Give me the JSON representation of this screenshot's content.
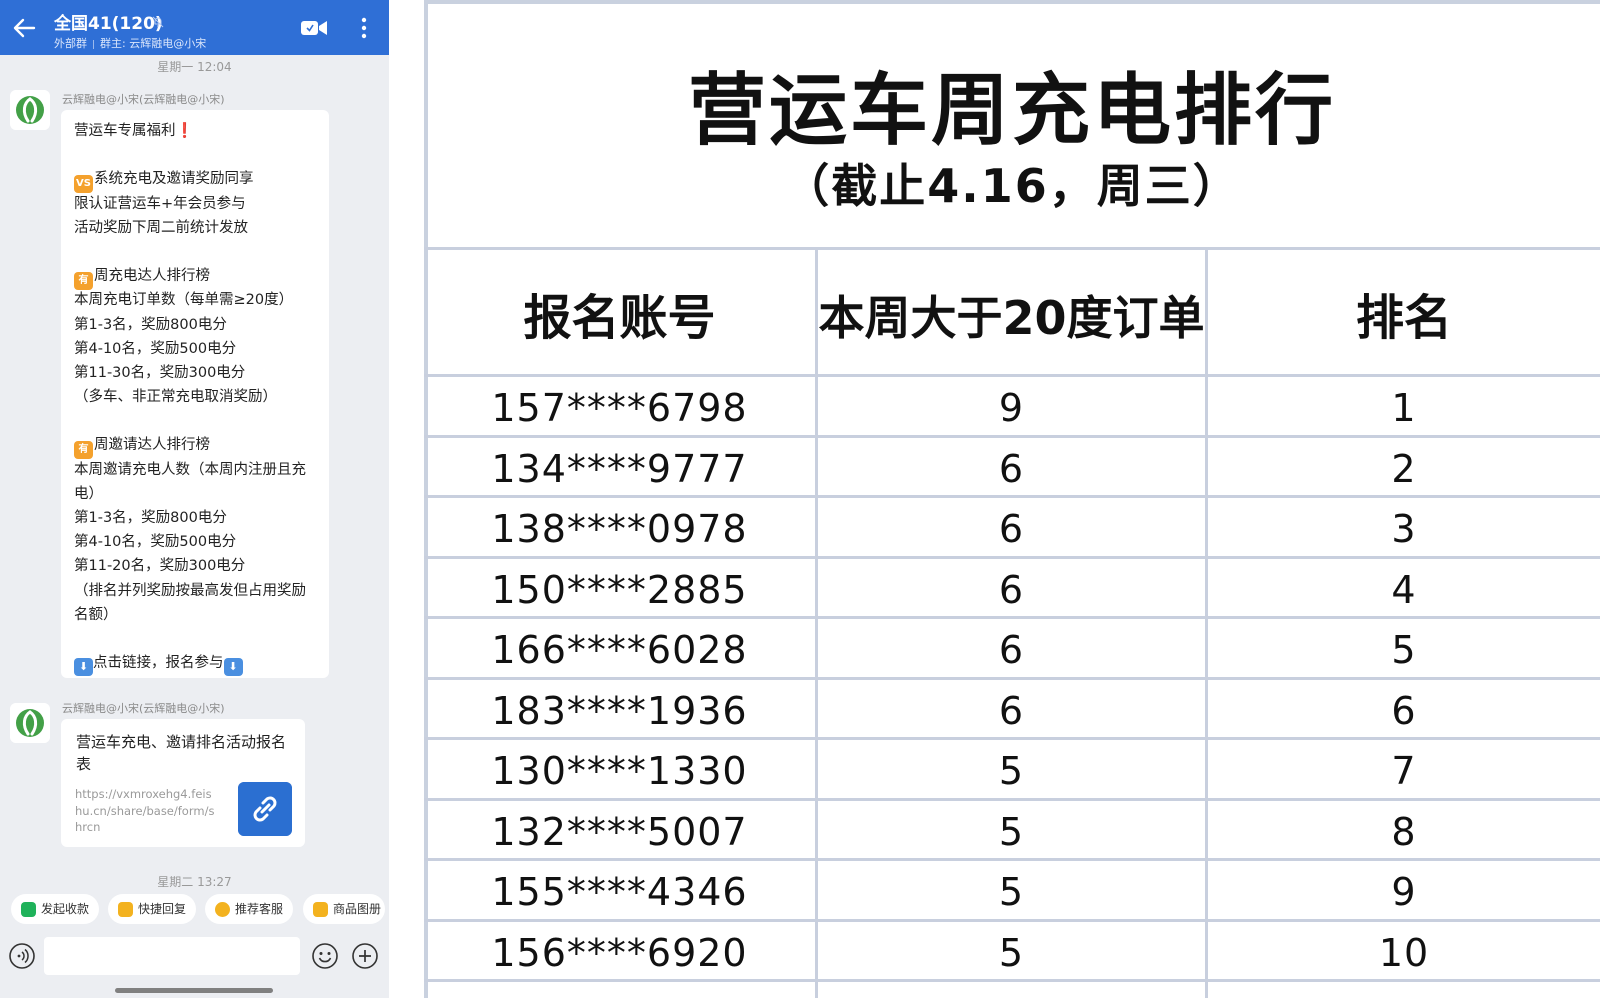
{
  "chat": {
    "header": {
      "title": "全国41(120)",
      "subtitle_left": "外部群",
      "subtitle_right": "群主: 云辉融电@小宋"
    },
    "timestamp_1": "星期一  12:04",
    "message_1": {
      "sender": "云辉融电@小宋(云辉融电@小宋)",
      "lines": [
        "营运车专属福利",
        "",
        "系统充电及邀请奖励同享",
        "限认证营运车+年会员参与",
        "活动奖励下周二前统计发放",
        "",
        "周充电达人排行榜",
        "本周充电订单数（每单需≥20度）",
        "第1-3名，奖励800电分",
        "第4-10名，奖励500电分",
        "第11-30名，奖励300电分",
        "（多车、非正常充电取消奖励）",
        "",
        "周邀请达人排行榜",
        "本周邀请充电人数（本周内注册且充电）",
        "第1-3名，奖励800电分",
        "第4-10名，奖励500电分",
        "第11-20名，奖励300电分",
        "（排名并列奖励按最高发但占用奖励名额）",
        "",
        "点击链接，报名参与"
      ],
      "tag_vs": "VS",
      "tag_you": "有",
      "tag_down": "⬇"
    },
    "message_2": {
      "sender": "云辉融电@小宋(云辉融电@小宋)",
      "card_title": "营运车充电、邀请排名活动报名表",
      "card_url": "https://vxmroxehg4.feishu.cn/share/base/form/shrcn"
    },
    "timestamp_2": "星期二  13:27",
    "quick_actions": [
      "发起收款",
      "快捷回复",
      "推荐客服",
      "商品图册"
    ],
    "input": {
      "value": "",
      "placeholder": ""
    },
    "colors": {
      "header": "#2f6fd6",
      "link_button": "#2b6fd1",
      "tag_orange": "#f4a12d"
    }
  },
  "ranking": {
    "title": "营运车周充电排行",
    "subtitle": "（截止4.16，周三）",
    "columns": [
      "报名账号",
      "本周大于20度订单",
      "排名"
    ],
    "rows": [
      {
        "account": "157****6798",
        "orders": "9",
        "rank": "1"
      },
      {
        "account": "134****9777",
        "orders": "6",
        "rank": "2"
      },
      {
        "account": "138****0978",
        "orders": "6",
        "rank": "3"
      },
      {
        "account": "150****2885",
        "orders": "6",
        "rank": "4"
      },
      {
        "account": "166****6028",
        "orders": "6",
        "rank": "5"
      },
      {
        "account": "183****1936",
        "orders": "6",
        "rank": "6"
      },
      {
        "account": "130****1330",
        "orders": "5",
        "rank": "7"
      },
      {
        "account": "132****5007",
        "orders": "5",
        "rank": "8"
      },
      {
        "account": "155****4346",
        "orders": "5",
        "rank": "9"
      },
      {
        "account": "156****6920",
        "orders": "5",
        "rank": "10"
      }
    ]
  }
}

——

Repeat all the records above exactly, leaving out any pictures.

» **THE RESULT**:
Give me the JSON representation of this screenshot's content.
{
  "chat": {
    "header": {
      "title": "全国41(120)",
      "subtitle_left": "外部群",
      "subtitle_right": "群主: 云辉融电@小宋"
    },
    "timestamp_1": "星期一  12:04",
    "message_1": {
      "sender": "云辉融电@小宋(云辉融电@小宋)",
      "lines": [
        "营运车专属福利",
        "",
        "系统充电及邀请奖励同享",
        "限认证营运车+年会员参与",
        "活动奖励下周二前统计发放",
        "",
        "周充电达人排行榜",
        "本周充电订单数（每单需≥20度）",
        "第1-3名，奖励800电分",
        "第4-10名，奖励500电分",
        "第11-30名，奖励300电分",
        "（多车、非正常充电取消奖励）",
        "",
        "周邀请达人排行榜",
        "本周邀请充电人数（本周内注册且充电）",
        "第1-3名，奖励800电分",
        "第4-10名，奖励500电分",
        "第11-20名，奖励300电分",
        "（排名并列奖励按最高发但占用奖励名额）",
        "",
        "点击链接，报名参与"
      ],
      "tag_vs": "VS",
      "tag_you": "有",
      "tag_down": "⬇"
    },
    "message_2": {
      "sender": "云辉融电@小宋(云辉融电@小宋)",
      "card_title": "营运车充电、邀请排名活动报名表",
      "card_url": "https://vxmroxehg4.feishu.cn/share/base/form/shrcn"
    },
    "timestamp_2": "星期二  13:27",
    "quick_actions": [
      "发起收款",
      "快捷回复",
      "推荐客服",
      "商品图册"
    ],
    "input": {
      "value": "",
      "placeholder": ""
    },
    "colors": {
      "header": "#2f6fd6",
      "link_button": "#2b6fd1",
      "tag_orange": "#f4a12d"
    }
  },
  "ranking": {
    "title": "营运车周充电排行",
    "subtitle": "（截止4.16，周三）",
    "columns": [
      "报名账号",
      "本周大于20度订单",
      "排名"
    ],
    "rows": [
      {
        "account": "157****6798",
        "orders": "9",
        "rank": "1"
      },
      {
        "account": "134****9777",
        "orders": "6",
        "rank": "2"
      },
      {
        "account": "138****0978",
        "orders": "6",
        "rank": "3"
      },
      {
        "account": "150****2885",
        "orders": "6",
        "rank": "4"
      },
      {
        "account": "166****6028",
        "orders": "6",
        "rank": "5"
      },
      {
        "account": "183****1936",
        "orders": "6",
        "rank": "6"
      },
      {
        "account": "130****1330",
        "orders": "5",
        "rank": "7"
      },
      {
        "account": "132****5007",
        "orders": "5",
        "rank": "8"
      },
      {
        "account": "155****4346",
        "orders": "5",
        "rank": "9"
      },
      {
        "account": "156****6920",
        "orders": "5",
        "rank": "10"
      }
    ]
  }
}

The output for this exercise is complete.